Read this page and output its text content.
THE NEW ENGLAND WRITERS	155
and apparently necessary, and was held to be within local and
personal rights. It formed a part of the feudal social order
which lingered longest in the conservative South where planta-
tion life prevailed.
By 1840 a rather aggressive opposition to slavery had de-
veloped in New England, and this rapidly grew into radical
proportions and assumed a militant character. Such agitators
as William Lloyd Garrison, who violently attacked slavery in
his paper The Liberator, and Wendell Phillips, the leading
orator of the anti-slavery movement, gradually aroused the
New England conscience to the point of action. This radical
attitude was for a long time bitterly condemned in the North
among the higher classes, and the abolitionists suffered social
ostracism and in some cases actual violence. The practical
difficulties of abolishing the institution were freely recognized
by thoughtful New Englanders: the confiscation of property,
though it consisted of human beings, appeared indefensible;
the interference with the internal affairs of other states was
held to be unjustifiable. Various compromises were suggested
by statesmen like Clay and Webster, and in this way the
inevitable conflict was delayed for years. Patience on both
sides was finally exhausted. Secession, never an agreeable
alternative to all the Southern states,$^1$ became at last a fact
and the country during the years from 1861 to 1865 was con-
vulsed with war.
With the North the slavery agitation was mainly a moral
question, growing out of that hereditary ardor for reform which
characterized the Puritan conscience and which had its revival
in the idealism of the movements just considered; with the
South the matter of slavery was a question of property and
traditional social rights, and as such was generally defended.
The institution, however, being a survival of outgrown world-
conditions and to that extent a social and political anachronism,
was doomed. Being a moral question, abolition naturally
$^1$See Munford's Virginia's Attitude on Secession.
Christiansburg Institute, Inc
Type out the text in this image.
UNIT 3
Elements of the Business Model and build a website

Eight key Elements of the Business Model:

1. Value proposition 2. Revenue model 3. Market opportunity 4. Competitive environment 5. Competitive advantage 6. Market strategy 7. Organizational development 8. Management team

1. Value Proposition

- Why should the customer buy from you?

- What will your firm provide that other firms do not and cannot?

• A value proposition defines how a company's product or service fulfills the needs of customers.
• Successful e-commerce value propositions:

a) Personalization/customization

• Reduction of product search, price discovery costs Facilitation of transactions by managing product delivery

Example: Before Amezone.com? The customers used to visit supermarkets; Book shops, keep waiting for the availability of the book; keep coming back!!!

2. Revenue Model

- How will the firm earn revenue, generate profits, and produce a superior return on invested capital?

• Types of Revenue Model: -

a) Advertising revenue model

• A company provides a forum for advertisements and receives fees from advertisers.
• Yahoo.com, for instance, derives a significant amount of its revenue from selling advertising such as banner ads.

AIM OF THE TASK:
Write out every line from the records above, word for word.

SOLUTION FOR THIS TASK:
Read this page and output its text content.
THE NEW ENGLAND WRITERS	155
and apparently necessary, and was held to be within local and
personal rights. It formed a part of the feudal social order
which lingered longest in the conservative South where planta-
tion life prevailed.
By 1840 a rather aggressive opposition to slavery had de-
veloped in New England, and this rapidly grew into radical
proportions and assumed a militant character. Such agitators
as William Lloyd Garrison, who violently attacked slavery in
his paper The Liberator, and Wendell Phillips, the leading
orator of the anti-slavery movement, gradually aroused the
New England conscience to the point of action. This radical
attitude was for a long time bitterly condemned in the North
among the higher classes, and the abolitionists suffered social
ostracism and in some cases actual violence. The practical
difficulties of abolishing the institution were freely recognized
by thoughtful New Englanders: the confiscation of property,
though it consisted of human beings, appeared indefensible;
the interference with the internal affairs of other states was
held to be unjustifiable. Various compromises were suggested
by statesmen like Clay and Webster, and in this way the
inevitable conflict was delayed for years. Patience on both
sides was finally exhausted. Secession, never an agreeable
alternative to all the Southern states,$^1$ became at last a fact
and the country during the years from 1861 to 1865 was con-
vulsed with war.
With the North the slavery agitation was mainly a moral
question, growing out of that hereditary ardor for reform which
characterized the Puritan conscience and which had its revival
in the idealism of the movements just considered; with the
South the matter of slavery was a question of property and
traditional social rights, and as such was generally defended.
The institution, however, being a survival of outgrown world-
conditions and to that extent a social and political anachronism,
was doomed. Being a moral question, abolition naturally
$^1$See Munford's Virginia's Attitude on Secession.
Christiansburg Institute, Inc
Type out the text in this image.
UNIT 3
Elements of the Business Model and build a website

Eight key Elements of the Business Model:

1. Value proposition 2. Revenue model 3. Market opportunity 4. Competitive environment 5. Competitive advantage 6. Market strategy 7. Organizational development 8. Management team

1. Value Proposition

- Why should the customer buy from you?

- What will your firm provide that other firms do not and cannot?

• A value proposition defines how a company's product or service fulfills the needs of customers.
• Successful e-commerce value propositions:

a) Personalization/customization

• Reduction of product search, price discovery costs Facilitation of transactions by managing product delivery

Example: Before Amezone.com? The customers used to visit supermarkets; Book shops, keep waiting for the availability of the book; keep coming back!!!

2. Revenue Model

- How will the firm earn revenue, generate profits, and produce a superior return on invested capital?

• Types of Revenue Model: -

a) Advertising revenue model

• A company provides a forum for advertisements and receives fees from advertisers.
• Yahoo.com, for instance, derives a significant amount of its revenue from selling advertising such as banner ads.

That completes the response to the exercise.